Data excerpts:

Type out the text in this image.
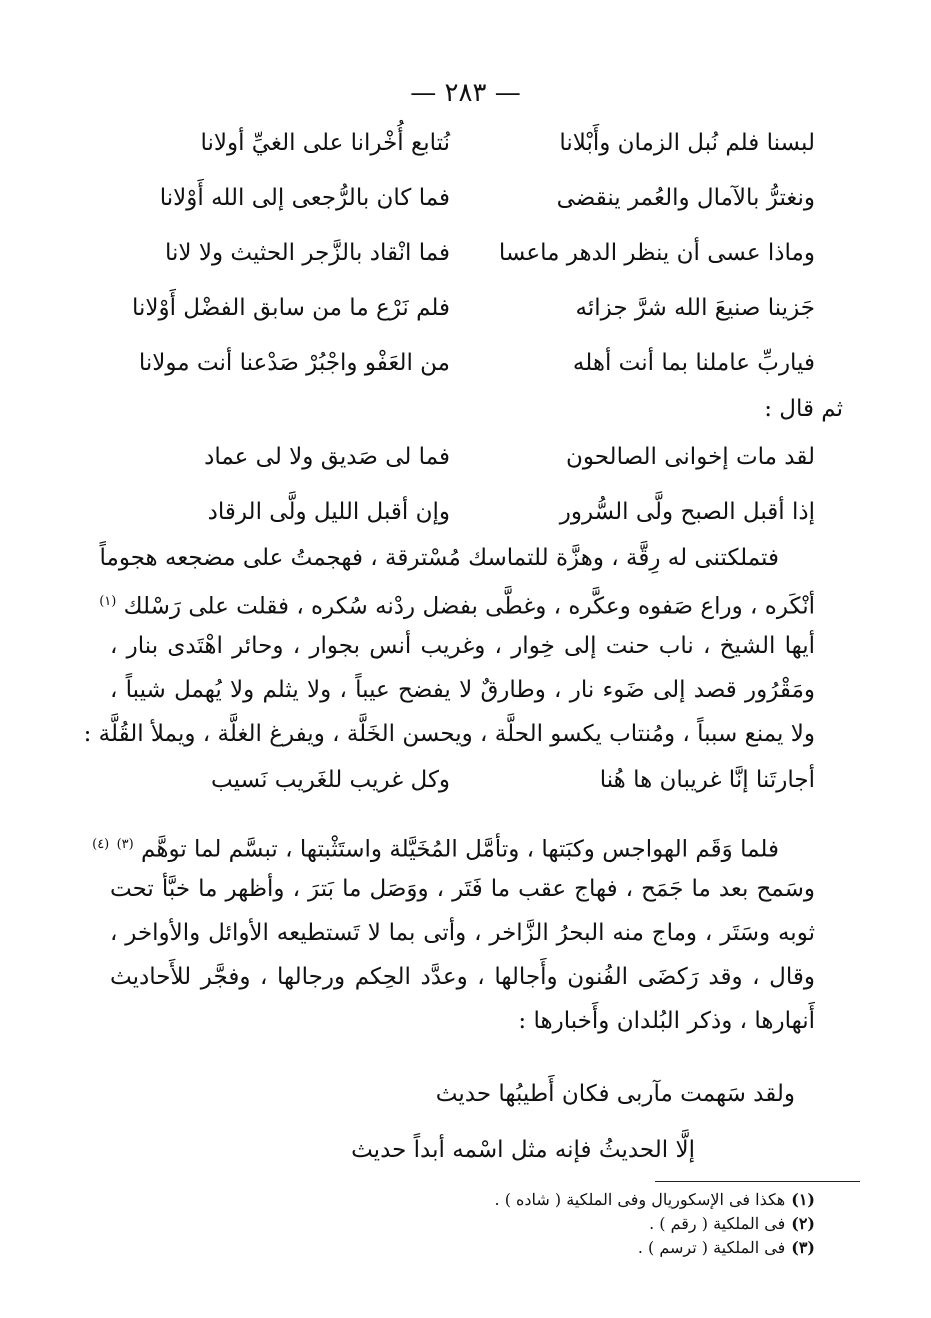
— ٢٨٣ —
لبسنا فلم نُبل الزمان وأَبْلانا
نُتابع أُخْرانا على الغيِّ أولانا
ونغترُّ بالآمال والعُمر ينقضى
فما كان بالرُّجعى إلى الله أَوْلانا
وماذا عسى أن ينظر الدهر ماعسا
فما انْقاد بالزَّجر الحثيث ولا لانا
جَزينا صنيعَ الله شرَّ جزائه
فلم نَرْع ما من سابق الفضْل أَوْلانا
فياربِّ عاملنا بما أنت أهله
من العَفْو واجْبُرْ صَدْعنا أنت مولانا
ثم قال :
لقد مات إخوانى الصالحون
فما لى صَديق ولا لى عماد
إذا أقبل الصبح ولَّى السُّرور
وإن أقبل الليل ولَّى الرقاد
فتملكتنى له رِقَّة ، وهزَّة للتماسك مُسْترقة ، فهجمتُ على مضجعه هجوماً
أنْكَره ، وراع صَفوه وعكَّره ، وغطَّى بفضل ردْنه سُكره ، فقلت على رَسْلك $^{(١)}$
أيها الشيخ ، ناب حنت إلى خِوار ، وغريب أنس بجوار ، وحائر اهْتَدى بنار ،
ومَقْرُور قصد إلى ضَوء نار ، وطارقٌ لا يفضح عيباً ، ولا يثلم ولا يُهمل شيباً ،
ولا يمنع سبباً ، ومُنتاب يكسو الحلَّة ، ويحسن الخَلَّة ، ويفرغ الغلَّة ، ويملأ القُلَّة :
أجارتَنا إنَّا غريبان ها هُنا
وكل غريب للغَريب نَسيب
فلما وَقَم الهواجس وكبَتها ، وتأمَّل المُخَيَّلة واستَثْبتها ، تبسَّم لما توهَّم $^{(٣)}$ $^{(٤)}$
وسَمح بعد ما جَمَح ، فهاج عقب ما فَتَر ، ووَصَل ما بَترَ ، وأظهر ما خبَّأ تحت
ثوبه وسَتَر ، وماج منه البحرُ الزَّاخر ، وأتى بما لا تَستطيعه الأوائل والأواخر ،
وقال ، وقد رَكضَى الفُنون وأَجالها ، وعدَّد الحِكم ورجالها ، وفجَّر للأَحاديث
أَنهارها ، وذكر البُلدان وأَخبارها :
ولقد سَهمت مآربى فكان أَطيبُها حديث
إلَّا الحديثُ فإنه مثل اسْمه أبداً حديث
(١)هكذا فى الإسكوريال وفى الملكية ( شاده ) .
(٢)فى الملكية ( رقم ) .
(٣)فى الملكية ( ترسم ) .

TO DO:
The records above must be transcribed exactly. Pictures are left out of the copy.

EXERCISE OUTPUT:
Type out the text in this image.
— ٢٨٣ —
لبسنا فلم نُبل الزمان وأَبْلانا
نُتابع أُخْرانا على الغيِّ أولانا
ونغترُّ بالآمال والعُمر ينقضى
فما كان بالرُّجعى إلى الله أَوْلانا
وماذا عسى أن ينظر الدهر ماعسا
فما انْقاد بالزَّجر الحثيث ولا لانا
جَزينا صنيعَ الله شرَّ جزائه
فلم نَرْع ما من سابق الفضْل أَوْلانا
فياربِّ عاملنا بما أنت أهله
من العَفْو واجْبُرْ صَدْعنا أنت مولانا
ثم قال :
لقد مات إخوانى الصالحون
فما لى صَديق ولا لى عماد
إذا أقبل الصبح ولَّى السُّرور
وإن أقبل الليل ولَّى الرقاد
فتملكتنى له رِقَّة ، وهزَّة للتماسك مُسْترقة ، فهجمتُ على مضجعه هجوماً
أنْكَره ، وراع صَفوه وعكَّره ، وغطَّى بفضل ردْنه سُكره ، فقلت على رَسْلك $^{(١)}$
أيها الشيخ ، ناب حنت إلى خِوار ، وغريب أنس بجوار ، وحائر اهْتَدى بنار ،
ومَقْرُور قصد إلى ضَوء نار ، وطارقٌ لا يفضح عيباً ، ولا يثلم ولا يُهمل شيباً ،
ولا يمنع سبباً ، ومُنتاب يكسو الحلَّة ، ويحسن الخَلَّة ، ويفرغ الغلَّة ، ويملأ القُلَّة :
أجارتَنا إنَّا غريبان ها هُنا
وكل غريب للغَريب نَسيب
فلما وَقَم الهواجس وكبَتها ، وتأمَّل المُخَيَّلة واستَثْبتها ، تبسَّم لما توهَّم $^{(٣)}$ $^{(٤)}$
وسَمح بعد ما جَمَح ، فهاج عقب ما فَتَر ، ووَصَل ما بَترَ ، وأظهر ما خبَّأ تحت
ثوبه وسَتَر ، وماج منه البحرُ الزَّاخر ، وأتى بما لا تَستطيعه الأوائل والأواخر ،
وقال ، وقد رَكضَى الفُنون وأَجالها ، وعدَّد الحِكم ورجالها ، وفجَّر للأَحاديث
أَنهارها ، وذكر البُلدان وأَخبارها :
ولقد سَهمت مآربى فكان أَطيبُها حديث
إلَّا الحديثُ فإنه مثل اسْمه أبداً حديث
(١)هكذا فى الإسكوريال وفى الملكية ( شاده ) .
(٢)فى الملكية ( رقم ) .
(٣)فى الملكية ( ترسم ) .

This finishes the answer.